### Selected extract:
::::::::::
If it weren't for the resumed layoffs, Sewing’s AGM speech might sound almost encouraging. He praises the investment bank for success in debt origination, and notes that “revenues with our 100 most important institutional clients” are up 40%. Deutsche is back at number one position for corporate finance in Germany, and in the top five in EMEA. Sewing even calls Deutsche “the global Hausbank”, and says that it needs “a strong presence not only in Germany and Europe, but also in the U.S., the biggest capital market in the world – and in Asia”.
The rationale behind the resumption in cost cutting seems to have been that, both for reasons of good taste and as a sensible response to heightened uncertainty, Deutsche didn’t want to communicate additional layoffs “in the first phase of the crisis”. Depending on how one defines a “phase”, now might seem the time to start chopping again. A lot of banks rather than just Deutsche could have this idea. Watch for who goes next.
::::::::::
### Material supplied:
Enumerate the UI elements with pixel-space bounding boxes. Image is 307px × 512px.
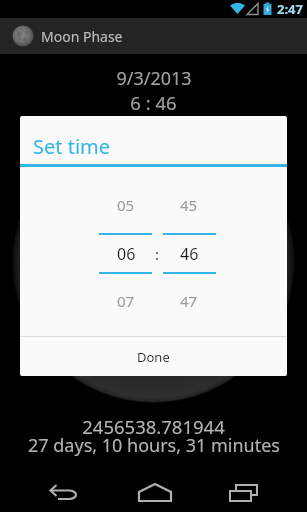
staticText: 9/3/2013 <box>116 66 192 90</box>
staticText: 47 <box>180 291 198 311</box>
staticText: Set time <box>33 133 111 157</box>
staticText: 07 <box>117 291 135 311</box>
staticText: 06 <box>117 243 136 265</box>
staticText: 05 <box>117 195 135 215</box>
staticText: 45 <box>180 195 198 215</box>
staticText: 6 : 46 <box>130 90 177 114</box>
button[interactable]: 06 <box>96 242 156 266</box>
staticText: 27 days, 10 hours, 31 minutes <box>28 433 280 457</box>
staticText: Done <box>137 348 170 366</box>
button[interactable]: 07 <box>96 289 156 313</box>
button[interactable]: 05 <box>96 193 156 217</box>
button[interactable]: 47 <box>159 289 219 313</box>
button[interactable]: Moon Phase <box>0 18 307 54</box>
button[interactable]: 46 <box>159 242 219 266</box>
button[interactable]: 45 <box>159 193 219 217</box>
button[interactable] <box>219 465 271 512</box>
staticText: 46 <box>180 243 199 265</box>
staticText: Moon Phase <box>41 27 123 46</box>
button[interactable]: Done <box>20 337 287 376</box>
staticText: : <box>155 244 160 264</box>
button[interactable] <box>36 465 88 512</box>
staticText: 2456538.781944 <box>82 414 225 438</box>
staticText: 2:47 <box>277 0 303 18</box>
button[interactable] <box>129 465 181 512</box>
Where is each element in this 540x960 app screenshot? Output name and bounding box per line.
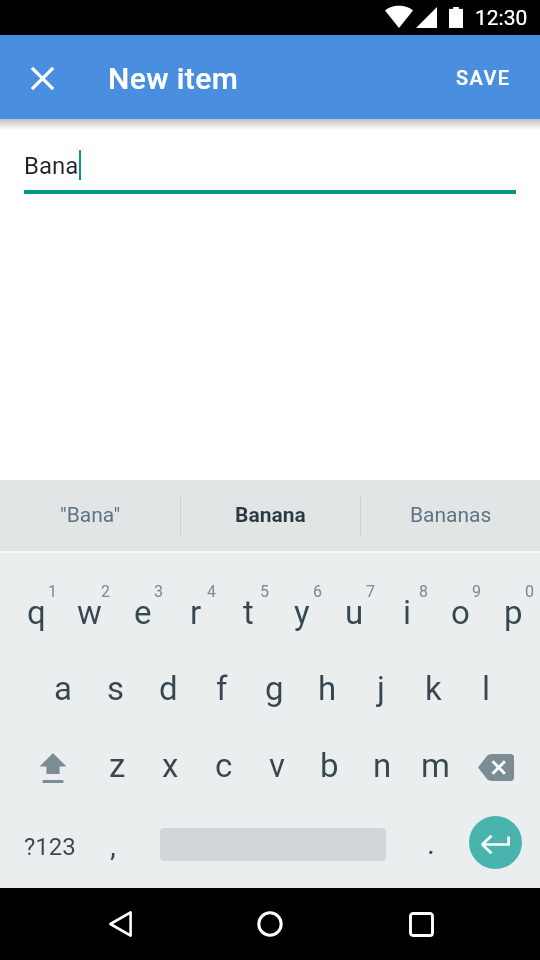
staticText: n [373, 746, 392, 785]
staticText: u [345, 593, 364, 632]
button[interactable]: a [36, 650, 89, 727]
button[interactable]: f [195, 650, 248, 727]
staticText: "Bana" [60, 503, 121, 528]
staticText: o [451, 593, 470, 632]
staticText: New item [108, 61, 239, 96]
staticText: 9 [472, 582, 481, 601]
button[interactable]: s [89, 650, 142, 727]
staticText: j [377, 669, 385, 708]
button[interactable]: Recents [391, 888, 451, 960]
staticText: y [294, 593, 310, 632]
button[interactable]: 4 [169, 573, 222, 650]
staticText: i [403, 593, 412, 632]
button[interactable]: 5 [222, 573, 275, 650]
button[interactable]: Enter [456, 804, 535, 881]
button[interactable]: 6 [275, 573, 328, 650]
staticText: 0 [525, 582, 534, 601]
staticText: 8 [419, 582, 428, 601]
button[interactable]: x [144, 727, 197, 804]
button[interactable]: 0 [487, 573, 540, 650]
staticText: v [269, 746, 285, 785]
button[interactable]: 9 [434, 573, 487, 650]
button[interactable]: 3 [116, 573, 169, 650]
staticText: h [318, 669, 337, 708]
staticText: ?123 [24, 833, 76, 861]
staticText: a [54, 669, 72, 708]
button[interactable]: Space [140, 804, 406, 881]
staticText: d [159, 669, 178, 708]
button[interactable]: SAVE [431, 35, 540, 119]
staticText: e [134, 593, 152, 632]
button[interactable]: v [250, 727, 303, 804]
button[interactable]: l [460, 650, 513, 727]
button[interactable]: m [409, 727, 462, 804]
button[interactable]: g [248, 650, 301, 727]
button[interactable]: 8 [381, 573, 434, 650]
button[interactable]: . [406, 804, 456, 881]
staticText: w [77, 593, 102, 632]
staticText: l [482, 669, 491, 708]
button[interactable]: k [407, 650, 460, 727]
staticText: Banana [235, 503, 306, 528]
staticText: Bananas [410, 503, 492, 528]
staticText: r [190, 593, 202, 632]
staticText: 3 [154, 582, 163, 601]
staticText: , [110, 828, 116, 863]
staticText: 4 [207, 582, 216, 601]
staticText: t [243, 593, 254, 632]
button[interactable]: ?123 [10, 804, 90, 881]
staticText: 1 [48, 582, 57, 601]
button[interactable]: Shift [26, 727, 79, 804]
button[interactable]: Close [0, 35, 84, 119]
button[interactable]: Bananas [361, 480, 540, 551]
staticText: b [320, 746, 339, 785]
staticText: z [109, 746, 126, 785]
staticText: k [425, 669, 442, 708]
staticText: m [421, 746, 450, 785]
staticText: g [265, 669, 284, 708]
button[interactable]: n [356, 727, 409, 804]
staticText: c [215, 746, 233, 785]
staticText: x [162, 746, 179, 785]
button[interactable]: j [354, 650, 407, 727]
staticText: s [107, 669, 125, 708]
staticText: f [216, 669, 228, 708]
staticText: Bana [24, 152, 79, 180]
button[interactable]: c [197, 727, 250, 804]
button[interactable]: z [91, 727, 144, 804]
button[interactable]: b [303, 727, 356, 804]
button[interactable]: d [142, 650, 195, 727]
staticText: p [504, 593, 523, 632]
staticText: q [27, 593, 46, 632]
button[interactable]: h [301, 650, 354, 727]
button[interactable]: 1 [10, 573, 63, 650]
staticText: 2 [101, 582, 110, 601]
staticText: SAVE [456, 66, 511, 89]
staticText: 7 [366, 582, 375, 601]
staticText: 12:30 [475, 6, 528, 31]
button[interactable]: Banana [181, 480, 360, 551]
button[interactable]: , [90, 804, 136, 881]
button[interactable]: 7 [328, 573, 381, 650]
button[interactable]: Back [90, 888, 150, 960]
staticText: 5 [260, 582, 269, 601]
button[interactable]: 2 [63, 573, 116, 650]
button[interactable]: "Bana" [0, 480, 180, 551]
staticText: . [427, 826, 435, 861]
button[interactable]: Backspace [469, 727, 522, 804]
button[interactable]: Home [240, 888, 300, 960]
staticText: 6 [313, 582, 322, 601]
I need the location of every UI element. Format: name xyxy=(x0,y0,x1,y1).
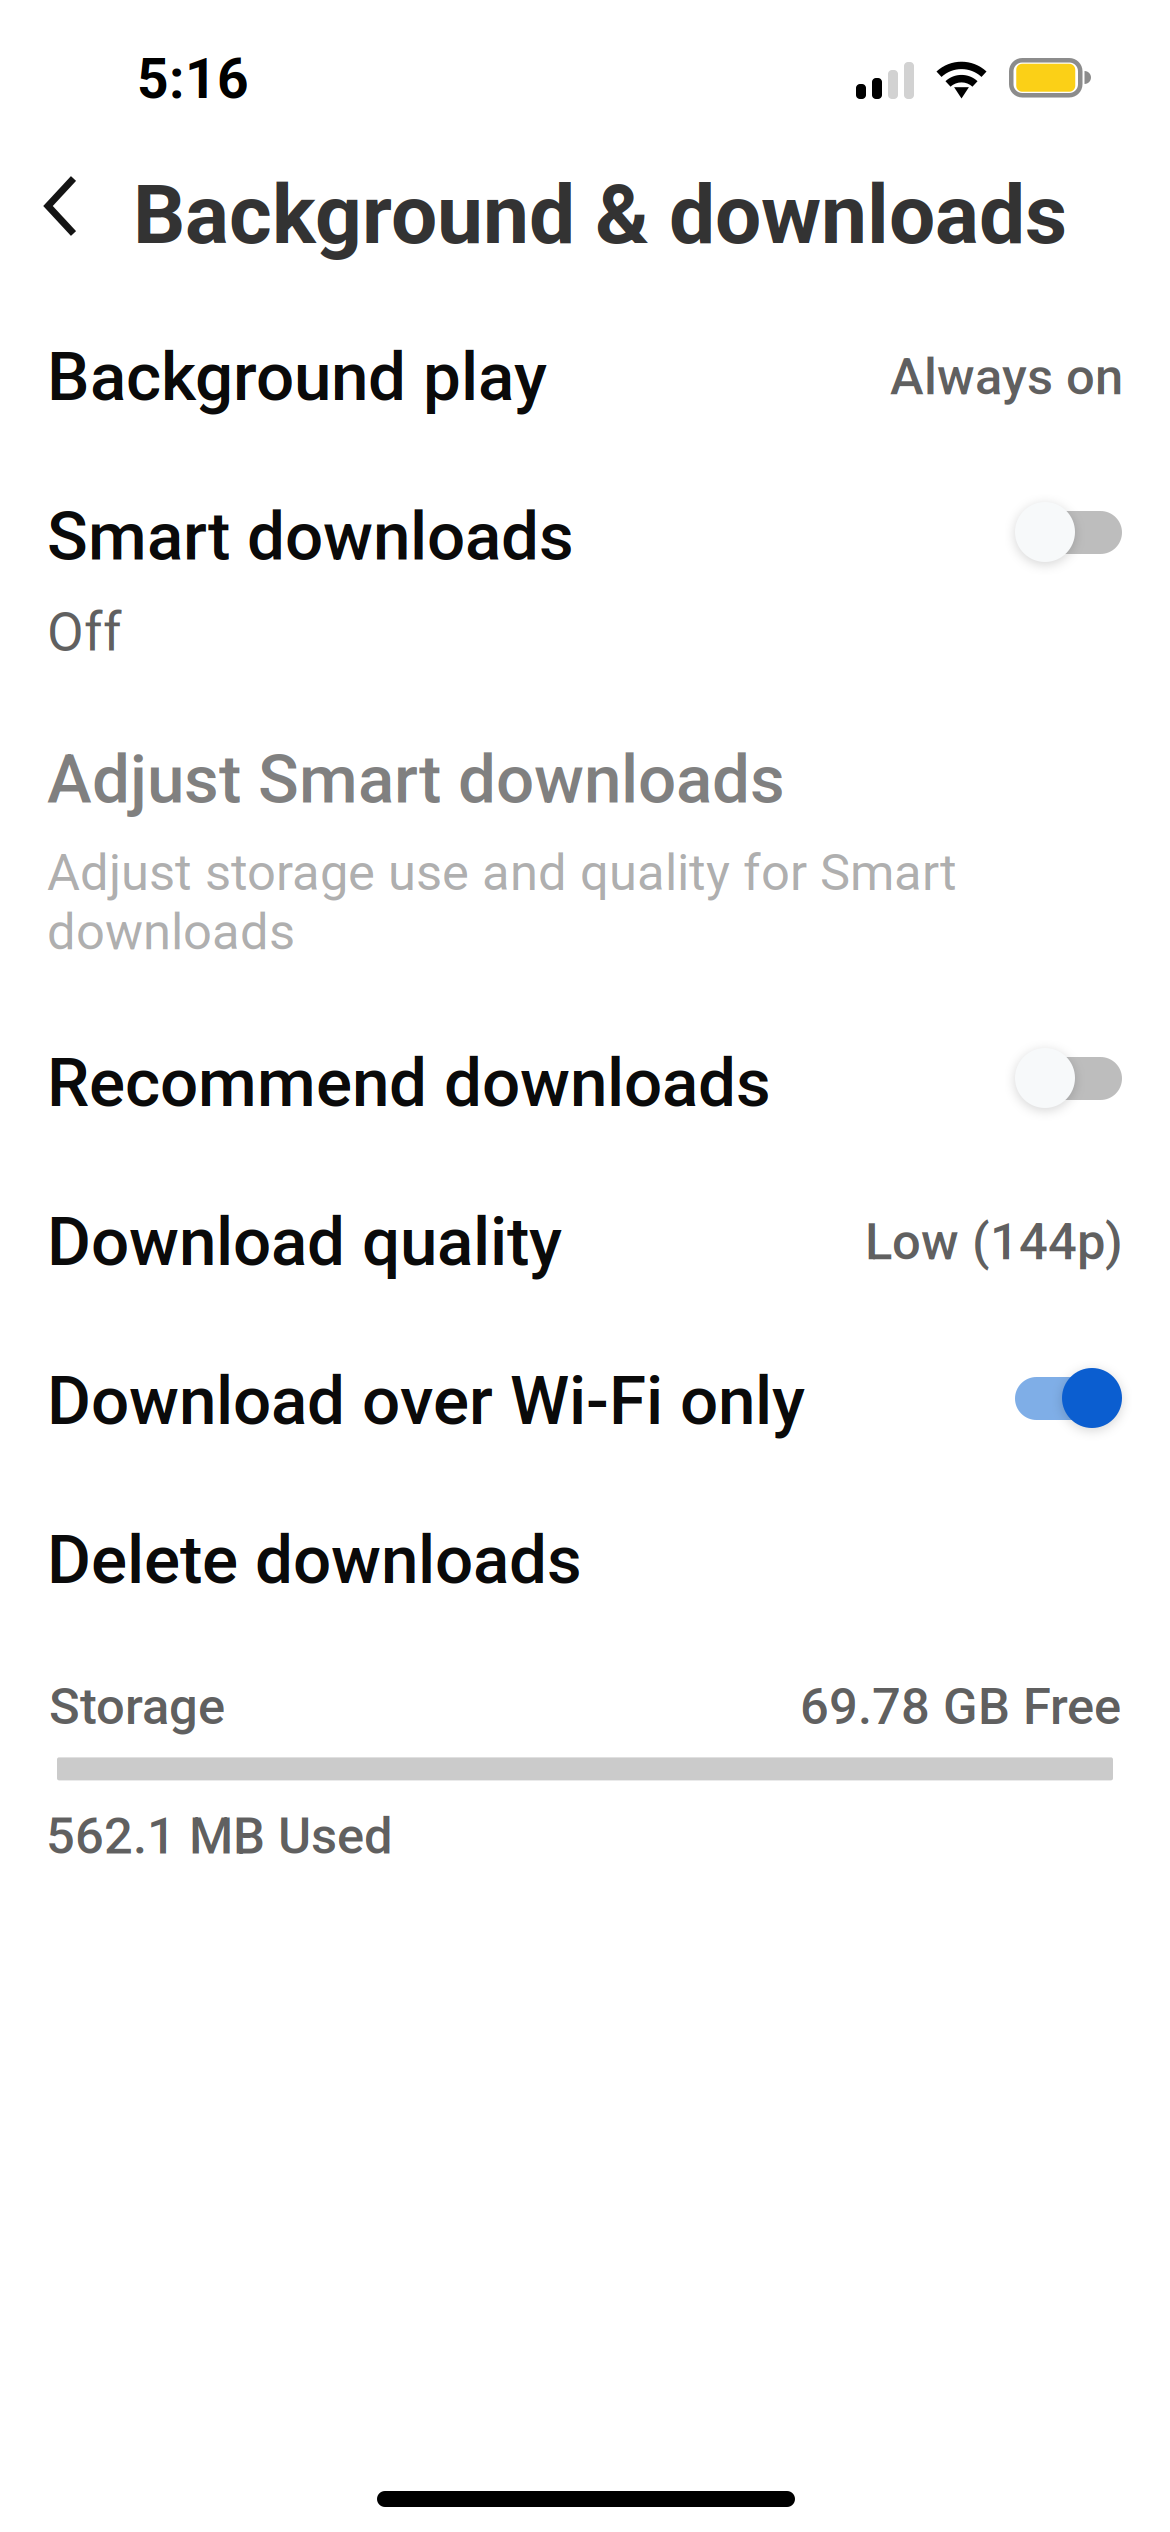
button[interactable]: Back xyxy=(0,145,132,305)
::::::::::
### Problem set:
1. Answer these from the Deutsche Bank passage:
(a) By what percentage are revenues with the bank's 100 most important institutional clients up?
(b) What does Sewing call Deutsche in his speech?
(c) In which phase of the crisis did Deutsche not want to communicate additional layoffs?
2. Please set down the Deutsche Bank passage word for word, from "The rationale behind" up to and including "who goes next.".

### Solution set:
1.
(a) 40%
(b) "the global Hausbank"
(c) The first phase of the crisis

2.
The rationale behind the resumption in cost cutting seems to have been that, both for reasons of good taste and as a sensible response to heightened uncertainty, Deutsche didn’t want to communicate additional layoffs “in the first phase of the crisis”. Depending on how one defines a “phase”, now might seem the time to start chopping again. A lot of banks rather than just Deutsche could have this idea. Watch for who goes next.